Present each line of the entries below that holds the word "image".

══════

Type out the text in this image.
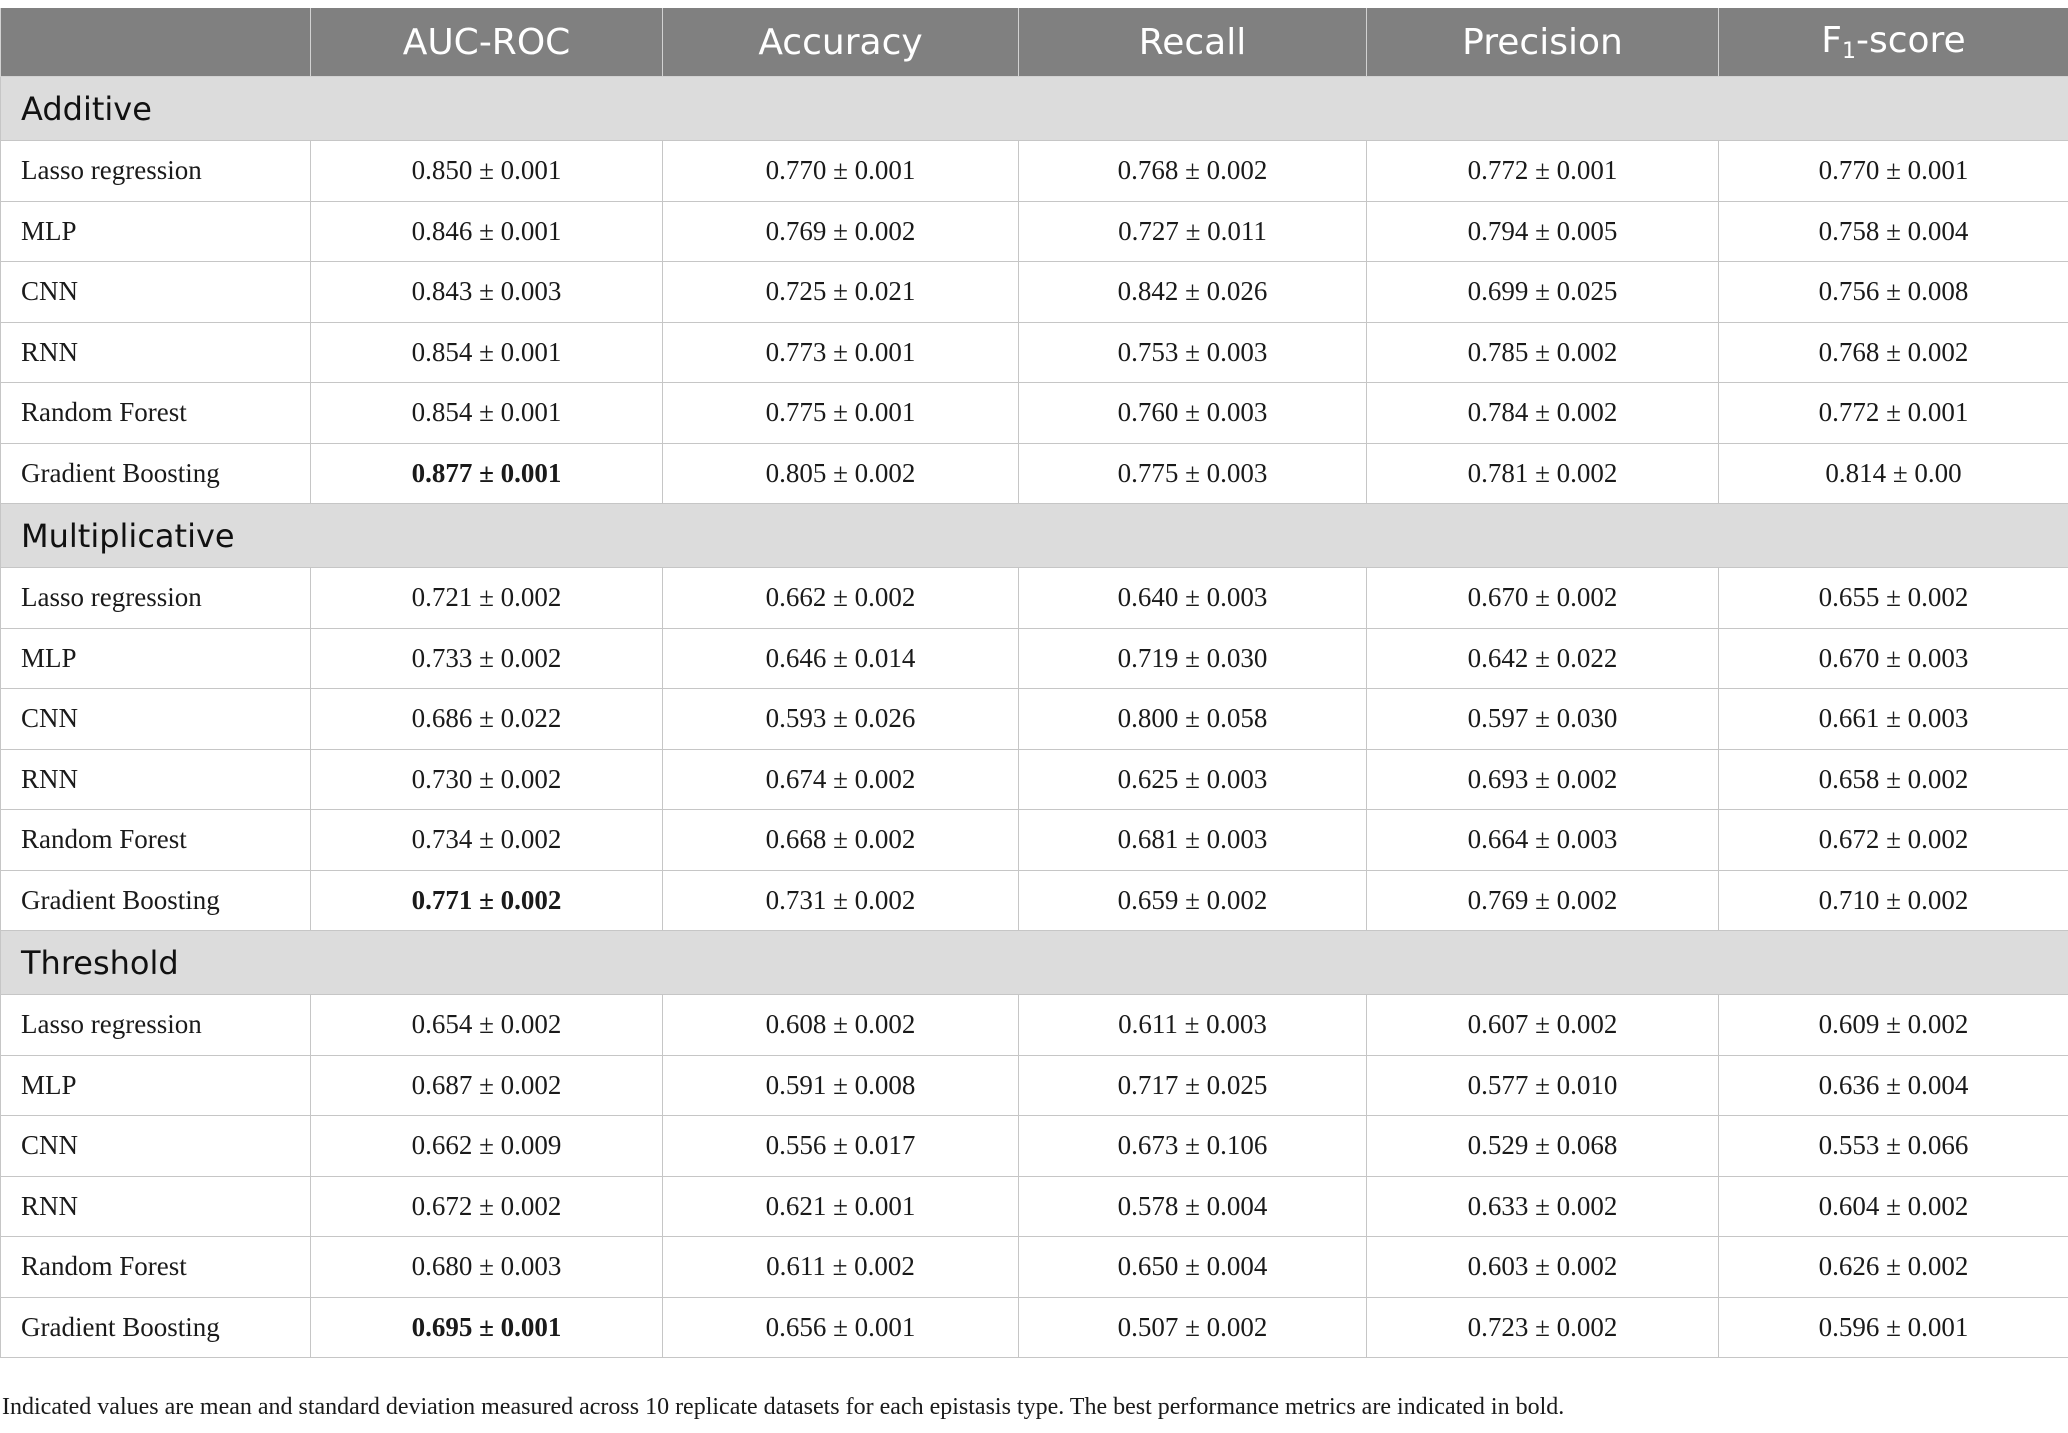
	AUC-ROC	Accuracy	Recall	Precision	$F_1$-score
Additive					
Lasso regression	0.850 ± 0.001	0.770 ± 0.001	0.768 ± 0.002	0.772 ± 0.001	0.770 ± 0.001
MLP	0.846 ± 0.001	0.769 ± 0.002	0.727 ± 0.011	0.794 ± 0.005	0.758 ± 0.004
CNN	0.843 ± 0.003	0.725 ± 0.021	0.842 ± 0.026	0.699 ± 0.025	0.756 ± 0.008
RNN	0.854 ± 0.001	0.773 ± 0.001	0.753 ± 0.003	0.785 ± 0.002	0.768 ± 0.002
Random Forest	0.854 ± 0.001	0.775 ± 0.001	0.760 ± 0.003	0.784 ± 0.002	0.772 ± 0.001
Gradient Boosting	0.877 ± 0.001	0.805 ± 0.002	0.775 ± 0.003	0.781 ± 0.002	0.814 ± 0.00
Multiplicative					
Lasso regression	0.721 ± 0.002	0.662 ± 0.002	0.640 ± 0.003	0.670 ± 0.002	0.655 ± 0.002
MLP	0.733 ± 0.002	0.646 ± 0.014	0.719 ± 0.030	0.642 ± 0.022	0.670 ± 0.003
CNN	0.686 ± 0.022	0.593 ± 0.026	0.800 ± 0.058	0.597 ± 0.030	0.661 ± 0.003
RNN	0.730 ± 0.002	0.674 ± 0.002	0.625 ± 0.003	0.693 ± 0.002	0.658 ± 0.002
Random Forest	0.734 ± 0.002	0.668 ± 0.002	0.681 ± 0.003	0.664 ± 0.003	0.672 ± 0.002
Gradient Boosting	0.771 ± 0.002	0.731 ± 0.002	0.659 ± 0.002	0.769 ± 0.002	0.710 ± 0.002
Threshold					
Lasso regression	0.654 ± 0.002	0.608 ± 0.002	0.611 ± 0.003	0.607 ± 0.002	0.609 ± 0.002
MLP	0.687 ± 0.002	0.591 ± 0.008	0.717 ± 0.025	0.577 ± 0.010	0.636 ± 0.004
CNN	0.662 ± 0.009	0.556 ± 0.017	0.673 ± 0.106	0.529 ± 0.068	0.553 ± 0.066
RNN	0.672 ± 0.002	0.621 ± 0.001	0.578 ± 0.004	0.633 ± 0.002	0.604 ± 0.002
Random Forest	0.680 ± 0.003	0.611 ± 0.002	0.650 ± 0.004	0.603 ± 0.002	0.626 ± 0.002
Gradient Boosting	0.695 ± 0.001	0.656 ± 0.001	0.507 ± 0.002	0.723 ± 0.002	0.596 ± 0.001
Indicated values are mean and standard deviation measured across 10 replicate datasets for each epistasis type. The best performance metrics are indicated in bold.
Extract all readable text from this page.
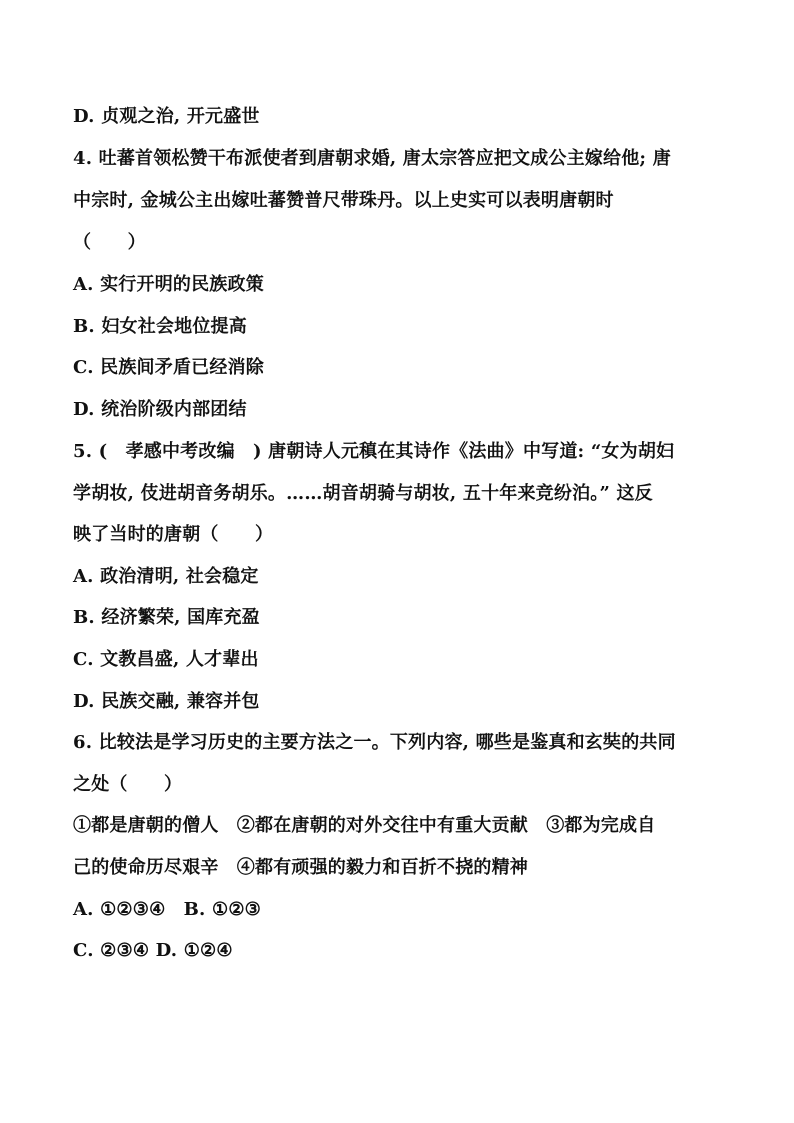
D. 贞观之治, 开元盛世
4. 吐蕃首领松赞干布派使者到唐朝求婚, 唐太宗答应把文成公主嫁给他; 唐
中宗时, 金城公主出嫁吐蕃赞普尺带珠丹。以上史实可以表明唐朝时
（　　）
A. 实行开明的民族政策
B. 妇女社会地位提高
C. 民族间矛盾已经消除
D. 统治阶级内部团结
5. (　孝感中考改编　) 唐朝诗人元稹在其诗作《法曲》中写道: “女为胡妇
学胡妆, 伎进胡音务胡乐。……胡音胡骑与胡妆, 五十年来竞纷泊。” 这反
映了当时的唐朝（　　）
A. 政治清明, 社会稳定
B. 经济繁荣, 国库充盈
C. 文教昌盛, 人才辈出
D. 民族交融, 兼容并包
6. 比较法是学习历史的主要方法之一。下列内容, 哪些是鉴真和玄奘的共同
之处（　　）
①都是唐朝的僧人　②都在唐朝的对外交往中有重大贡献　③都为完成自
己的使命历尽艰辛　④都有顽强的毅力和百折不挠的精神
A. ①②③④　B. ①②③
C. ②③④ D. ①②④
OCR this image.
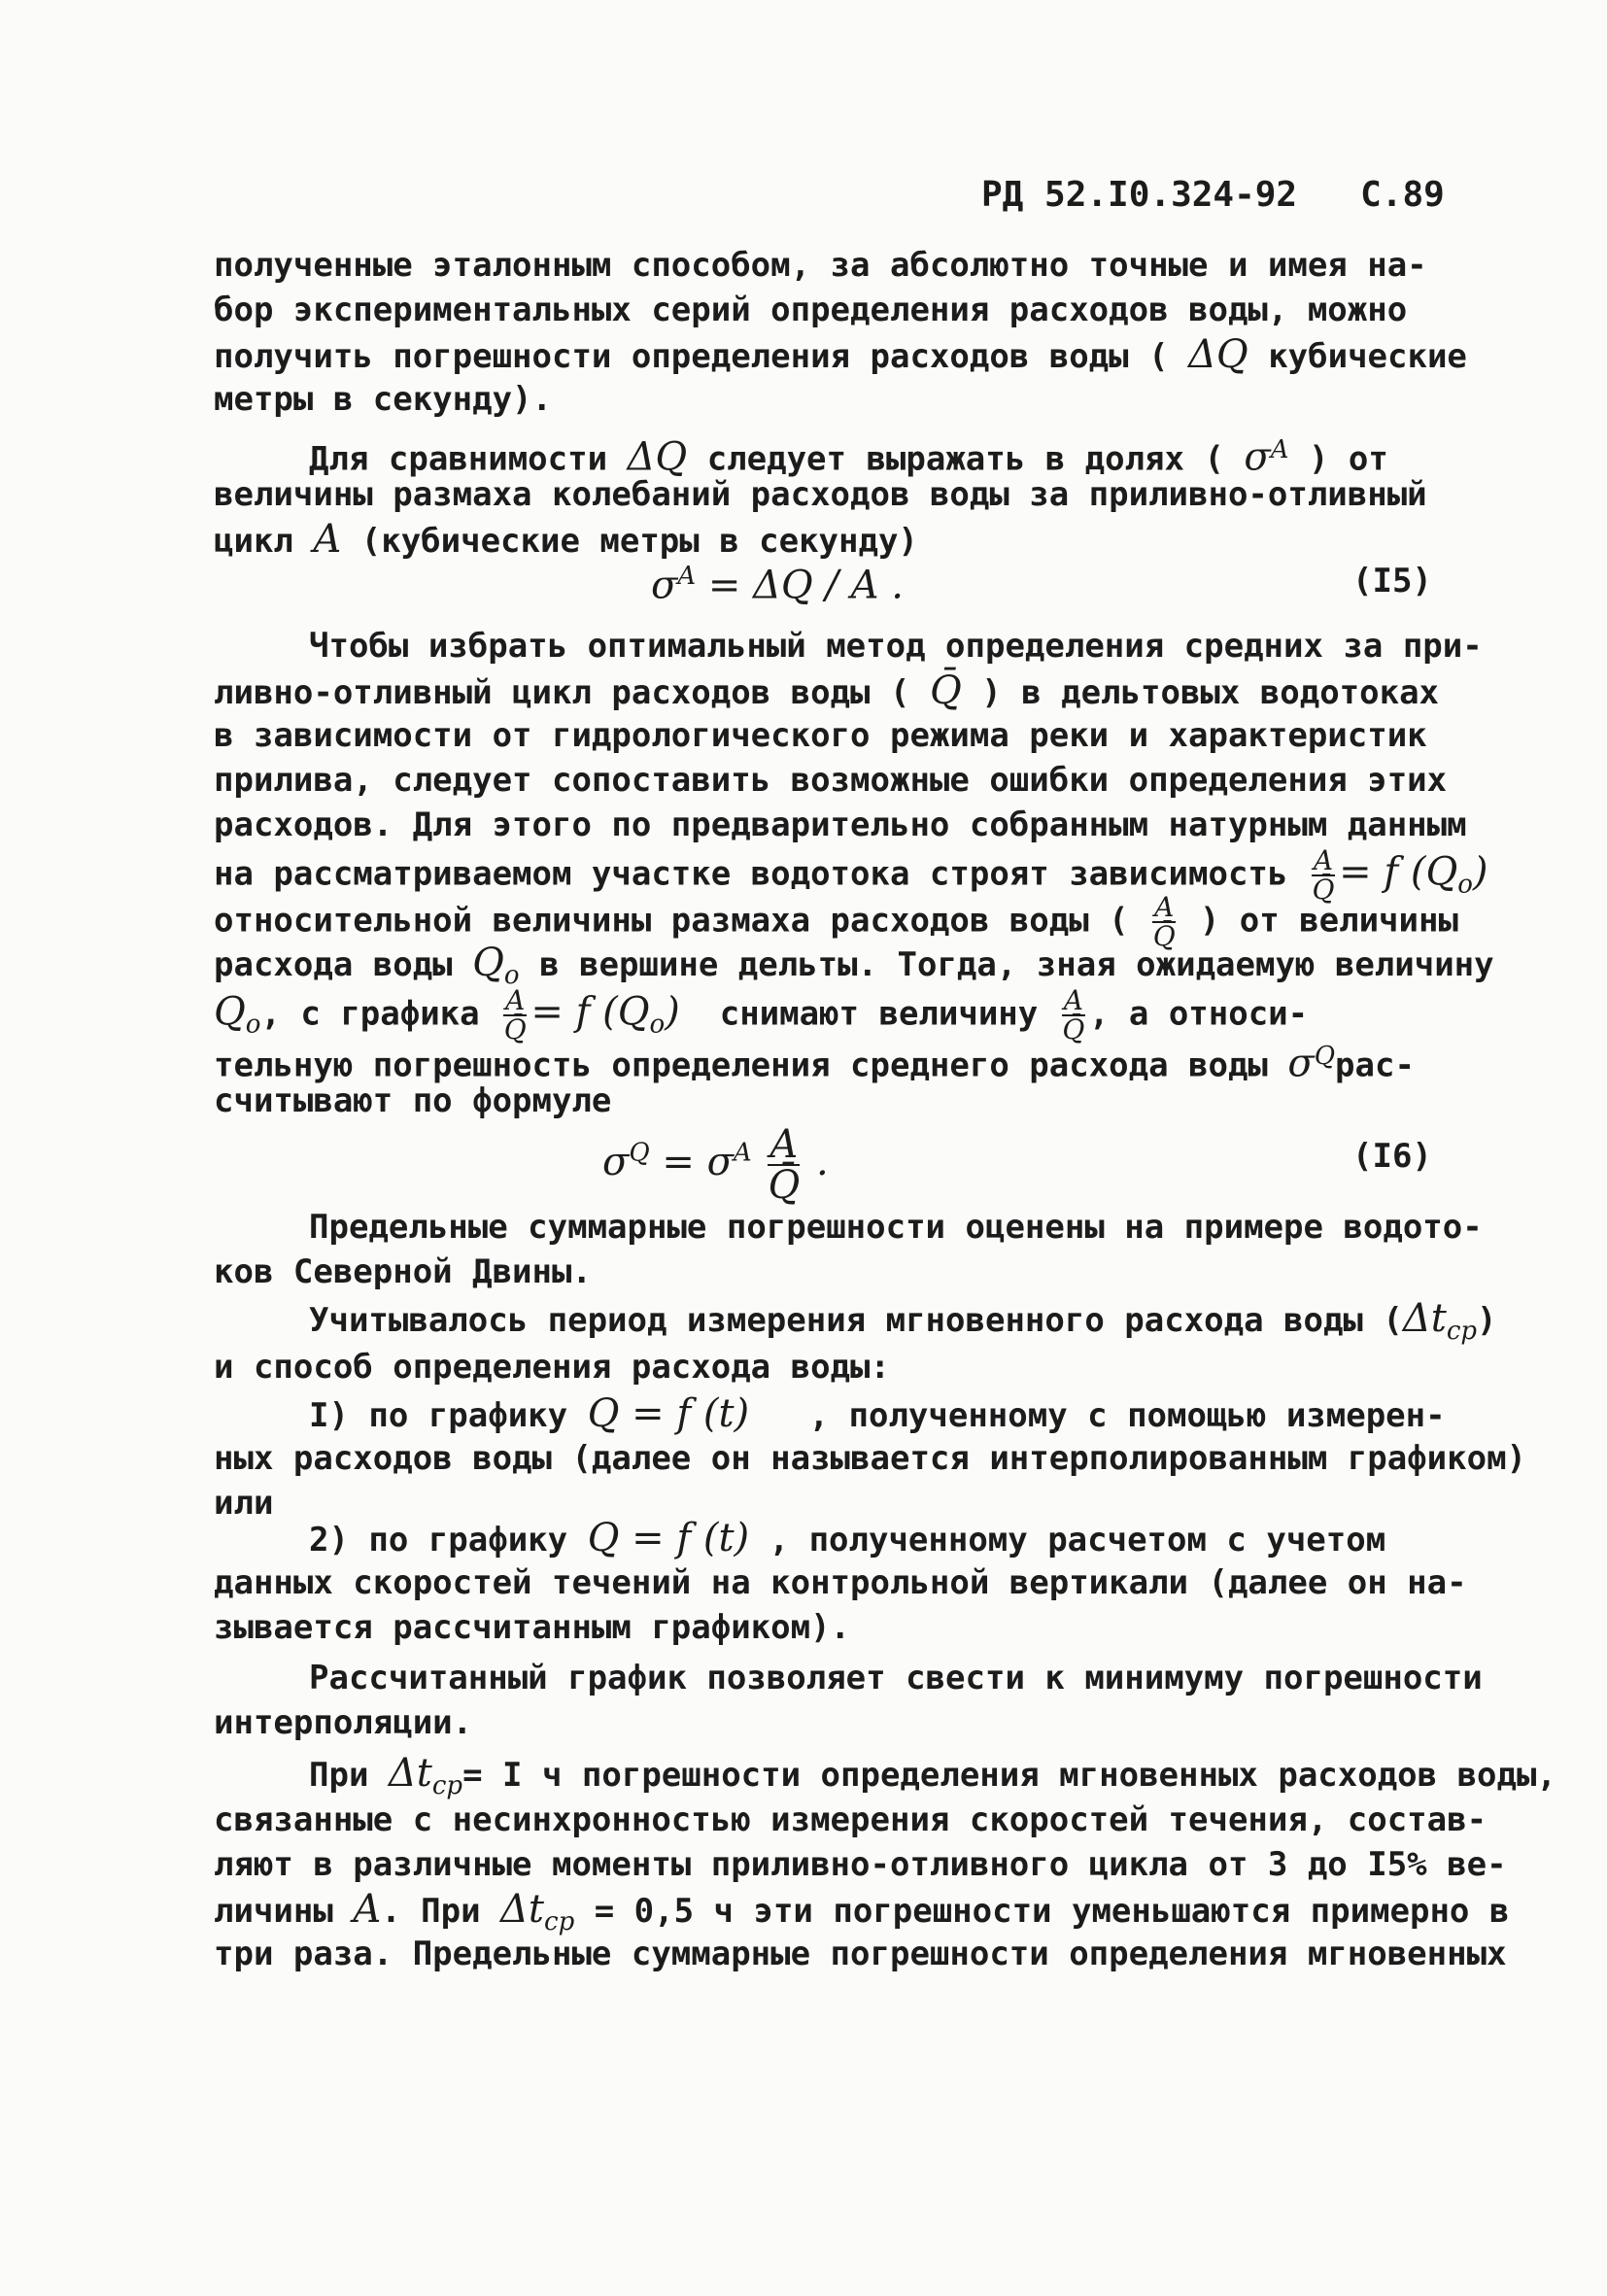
РД 52.I0.324-92   С.89
полученные эталонным способом, за абсолютно точные и имея на-
бор экспериментальных серий определения расходов воды, можно
получить погрешности определения расходов воды ( ΔQ кубические
метры в секунду).
Для сравнимости ΔQ следует выражать в долях ( $\sigma^A$ ) от
величины размаха колебаний расходов воды за приливно-отливный
цикл A (кубические метры в секунду)
$\sigma^A = \Delta Q / A$ .	(I5)
Чтобы избрать оптимальный метод определения средних за при-
ливно-отливный цикл расходов воды ( Q̄ ) в дельтовых водотоках
в зависимости от гидрологического режима реки и характеристик
прилива, следует сопоставить возможные ошибки определения этих
расходов. Для этого по предварительно собранным натурным данным
на рассматриваемом участке водотока строят зависимость $\frac{A}{Q̄} = f$ $(Q_o)$
относительной величины размаха расходов воды ( $\frac{A}{Q̄}$ ) от величины
расхода воды $Q_o$ в вершине дельты. Тогда, зная ожидаемую величину
$Q_o$, с графика $\frac{A}{Q̄} = f$ $(Q_o)$ снимают величину $\frac{A}{Q̄}$ , а относи-
тельную погрешность определения среднего расхода воды $\sigma^Qрас-$
считывают по формуле
$\sigma^Q = \sigma^A \frac{A}{Q̄}$ .	(I6)
Предельные суммарные погрешности оценены на примере водото-
ков Северной Двины.
Учитывалось период измерения мгновенного расхода воды $(\Delta t_{cp})$
и способ определения расхода воды:
I) по графику Q = f (t) , полученному с помощью измерен-
ных расходов воды (далее он называется интерполированным графиком)
или
2) по графику Q = f (t) , полученному расчетом с учетом
данных скоростей течений на контрольной вертикали (далее он на-
зывается рассчитанным графиком).
Рассчитанный график позволяет свести к минимуму погрешности
интерполяции.
При $\Delta t_{cp}= I$ ч погрешности определения мгновенных расходов воды,
связанные с несинхронностью измерения скоростей течения, состав-
ляют в различные моменты приливно-отливного цикла от 3 до I5% ве-
личины A. При $\Delta t_{cp} = 0,5$ ч эти погрешности уменьшаются примерно в
три раза. Предельные суммарные погрешности определения мгновенных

══════

The solution
Type out the text in this image.
OCR this image.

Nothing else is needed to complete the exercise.